(Figure collection entries)
-.-.-
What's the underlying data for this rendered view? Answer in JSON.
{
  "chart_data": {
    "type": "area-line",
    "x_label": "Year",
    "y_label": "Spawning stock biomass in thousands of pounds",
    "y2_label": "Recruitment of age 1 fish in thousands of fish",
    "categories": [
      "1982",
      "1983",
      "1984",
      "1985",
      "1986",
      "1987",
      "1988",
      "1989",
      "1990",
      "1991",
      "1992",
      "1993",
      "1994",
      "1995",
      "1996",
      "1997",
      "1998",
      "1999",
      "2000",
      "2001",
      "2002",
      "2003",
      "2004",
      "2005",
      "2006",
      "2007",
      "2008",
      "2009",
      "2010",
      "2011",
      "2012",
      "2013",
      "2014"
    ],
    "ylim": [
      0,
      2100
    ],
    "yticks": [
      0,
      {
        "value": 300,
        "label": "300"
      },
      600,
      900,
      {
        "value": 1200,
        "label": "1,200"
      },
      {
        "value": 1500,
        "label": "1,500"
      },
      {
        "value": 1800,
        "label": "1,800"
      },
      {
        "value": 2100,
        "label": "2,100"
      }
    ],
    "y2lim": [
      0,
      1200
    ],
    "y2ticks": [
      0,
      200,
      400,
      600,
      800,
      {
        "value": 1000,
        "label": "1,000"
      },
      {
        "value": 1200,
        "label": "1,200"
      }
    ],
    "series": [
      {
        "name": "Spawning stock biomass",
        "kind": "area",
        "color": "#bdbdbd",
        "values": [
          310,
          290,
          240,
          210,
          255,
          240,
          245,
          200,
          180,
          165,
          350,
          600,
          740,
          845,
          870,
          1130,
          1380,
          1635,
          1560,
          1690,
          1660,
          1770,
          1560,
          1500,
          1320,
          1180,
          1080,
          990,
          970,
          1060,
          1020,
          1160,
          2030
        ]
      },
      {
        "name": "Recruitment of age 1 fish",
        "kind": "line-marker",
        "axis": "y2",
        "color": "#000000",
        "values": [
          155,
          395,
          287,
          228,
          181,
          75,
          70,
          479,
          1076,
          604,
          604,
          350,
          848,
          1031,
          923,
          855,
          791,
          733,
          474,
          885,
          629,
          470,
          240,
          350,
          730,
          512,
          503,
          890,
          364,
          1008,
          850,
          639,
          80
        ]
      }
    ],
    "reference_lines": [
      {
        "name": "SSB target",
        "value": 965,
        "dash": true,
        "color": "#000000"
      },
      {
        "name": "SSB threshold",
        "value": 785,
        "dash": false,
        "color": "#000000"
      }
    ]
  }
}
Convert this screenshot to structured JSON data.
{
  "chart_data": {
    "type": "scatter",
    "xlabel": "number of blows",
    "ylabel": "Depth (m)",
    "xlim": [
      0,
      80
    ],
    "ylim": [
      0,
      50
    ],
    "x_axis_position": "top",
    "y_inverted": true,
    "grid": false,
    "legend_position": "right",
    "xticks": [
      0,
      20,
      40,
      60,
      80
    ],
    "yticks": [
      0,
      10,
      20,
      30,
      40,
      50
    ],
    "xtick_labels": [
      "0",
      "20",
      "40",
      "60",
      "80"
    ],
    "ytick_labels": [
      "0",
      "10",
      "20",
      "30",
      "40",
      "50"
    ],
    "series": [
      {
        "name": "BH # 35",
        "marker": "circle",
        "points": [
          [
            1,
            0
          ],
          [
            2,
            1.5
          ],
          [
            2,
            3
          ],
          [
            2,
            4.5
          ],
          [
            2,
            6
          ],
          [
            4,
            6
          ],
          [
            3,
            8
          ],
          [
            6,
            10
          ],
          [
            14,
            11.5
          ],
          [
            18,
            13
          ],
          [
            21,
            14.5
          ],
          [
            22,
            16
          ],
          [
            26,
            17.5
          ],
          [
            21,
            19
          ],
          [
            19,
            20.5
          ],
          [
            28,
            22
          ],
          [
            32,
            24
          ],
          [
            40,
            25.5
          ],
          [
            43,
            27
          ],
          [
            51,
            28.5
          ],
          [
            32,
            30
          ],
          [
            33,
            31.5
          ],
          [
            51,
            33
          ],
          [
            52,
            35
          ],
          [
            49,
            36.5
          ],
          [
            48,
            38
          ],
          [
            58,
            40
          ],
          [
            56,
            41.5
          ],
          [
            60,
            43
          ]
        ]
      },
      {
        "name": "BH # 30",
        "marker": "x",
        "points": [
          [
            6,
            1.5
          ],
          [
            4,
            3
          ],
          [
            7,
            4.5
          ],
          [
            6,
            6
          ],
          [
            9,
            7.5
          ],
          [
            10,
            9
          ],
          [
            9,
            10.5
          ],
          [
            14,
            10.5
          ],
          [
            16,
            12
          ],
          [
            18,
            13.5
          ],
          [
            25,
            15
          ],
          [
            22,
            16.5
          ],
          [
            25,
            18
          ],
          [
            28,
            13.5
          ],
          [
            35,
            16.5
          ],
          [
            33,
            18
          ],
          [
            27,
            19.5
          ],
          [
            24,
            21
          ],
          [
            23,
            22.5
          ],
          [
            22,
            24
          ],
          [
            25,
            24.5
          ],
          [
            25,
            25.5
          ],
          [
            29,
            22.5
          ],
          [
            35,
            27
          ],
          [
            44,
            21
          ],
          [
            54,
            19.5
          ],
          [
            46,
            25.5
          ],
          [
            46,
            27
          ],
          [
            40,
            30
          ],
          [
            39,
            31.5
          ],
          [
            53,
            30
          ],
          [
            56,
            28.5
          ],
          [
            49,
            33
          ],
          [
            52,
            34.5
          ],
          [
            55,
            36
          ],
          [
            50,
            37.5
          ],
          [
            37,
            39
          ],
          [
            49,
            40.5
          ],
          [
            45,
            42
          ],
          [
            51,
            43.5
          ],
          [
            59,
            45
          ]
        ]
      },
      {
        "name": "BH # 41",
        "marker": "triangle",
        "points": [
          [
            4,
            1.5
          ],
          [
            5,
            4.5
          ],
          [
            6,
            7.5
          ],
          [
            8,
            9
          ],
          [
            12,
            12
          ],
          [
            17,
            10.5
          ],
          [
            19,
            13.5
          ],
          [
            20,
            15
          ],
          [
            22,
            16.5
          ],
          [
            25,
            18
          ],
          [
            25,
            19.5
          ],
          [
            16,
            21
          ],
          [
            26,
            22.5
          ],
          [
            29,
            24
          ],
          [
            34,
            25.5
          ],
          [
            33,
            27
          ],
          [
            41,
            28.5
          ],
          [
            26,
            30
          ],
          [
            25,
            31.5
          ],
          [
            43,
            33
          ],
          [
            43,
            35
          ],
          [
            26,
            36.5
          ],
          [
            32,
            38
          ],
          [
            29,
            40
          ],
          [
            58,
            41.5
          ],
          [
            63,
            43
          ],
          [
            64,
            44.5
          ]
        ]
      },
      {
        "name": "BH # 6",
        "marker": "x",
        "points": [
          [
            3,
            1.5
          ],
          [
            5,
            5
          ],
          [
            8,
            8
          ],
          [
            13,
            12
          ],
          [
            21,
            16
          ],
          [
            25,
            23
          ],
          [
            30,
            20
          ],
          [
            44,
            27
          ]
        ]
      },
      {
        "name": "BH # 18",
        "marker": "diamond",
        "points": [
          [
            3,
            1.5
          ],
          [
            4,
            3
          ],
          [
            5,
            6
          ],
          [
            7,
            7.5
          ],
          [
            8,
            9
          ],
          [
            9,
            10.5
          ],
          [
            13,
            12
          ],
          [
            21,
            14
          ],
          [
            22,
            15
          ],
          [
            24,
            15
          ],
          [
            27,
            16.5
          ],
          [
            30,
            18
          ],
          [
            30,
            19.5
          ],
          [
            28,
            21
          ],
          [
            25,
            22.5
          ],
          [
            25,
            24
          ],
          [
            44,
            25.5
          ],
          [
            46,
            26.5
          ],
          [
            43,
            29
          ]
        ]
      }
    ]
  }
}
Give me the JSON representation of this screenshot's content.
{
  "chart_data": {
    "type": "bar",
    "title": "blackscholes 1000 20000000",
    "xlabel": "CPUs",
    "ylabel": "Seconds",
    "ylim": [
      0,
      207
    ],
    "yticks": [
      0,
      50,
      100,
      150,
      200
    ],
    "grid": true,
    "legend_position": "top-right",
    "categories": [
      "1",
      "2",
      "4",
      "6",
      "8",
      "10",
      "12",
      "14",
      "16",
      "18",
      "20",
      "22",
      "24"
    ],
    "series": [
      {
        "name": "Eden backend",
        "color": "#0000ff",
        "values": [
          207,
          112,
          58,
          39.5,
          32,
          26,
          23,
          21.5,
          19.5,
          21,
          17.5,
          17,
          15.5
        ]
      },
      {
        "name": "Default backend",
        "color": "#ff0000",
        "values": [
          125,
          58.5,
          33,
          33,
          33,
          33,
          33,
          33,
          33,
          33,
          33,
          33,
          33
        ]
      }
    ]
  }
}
-.-.-
EXERCISE ->
Reproduce exactly the line that holds "Give me the", then every line after it, ending with the final line of the records above.

REPLY TO THE EXERCISE ->
Give me the JSON representation of this screenshot's content.
{
  "chart_data": {
    "type": "bar",
    "title": "blackscholes 1000 20000000",
    "xlabel": "CPUs",
    "ylabel": "Seconds",
    "ylim": [
      0,
      207
    ],
    "yticks": [
      0,
      50,
      100,
      150,
      200
    ],
    "grid": true,
    "legend_position": "top-right",
    "categories": [
      "1",
      "2",
      "4",
      "6",
      "8",
      "10",
      "12",
      "14",
      "16",
      "18",
      "20",
      "22",
      "24"
    ],
    "series": [
      {
        "name": "Eden backend",
        "color": "#0000ff",
        "values": [
          207,
          112,
          58,
          39.5,
          32,
          26,
          23,
          21.5,
          19.5,
          21,
          17.5,
          17,
          15.5
        ]
      },
      {
        "name": "Default backend",
        "color": "#ff0000",
        "values": [
          125,
          58.5,
          33,
          33,
          33,
          33,
          33,
          33,
          33,
          33,
          33,
          33,
          33
        ]
      }
    ]
  }
}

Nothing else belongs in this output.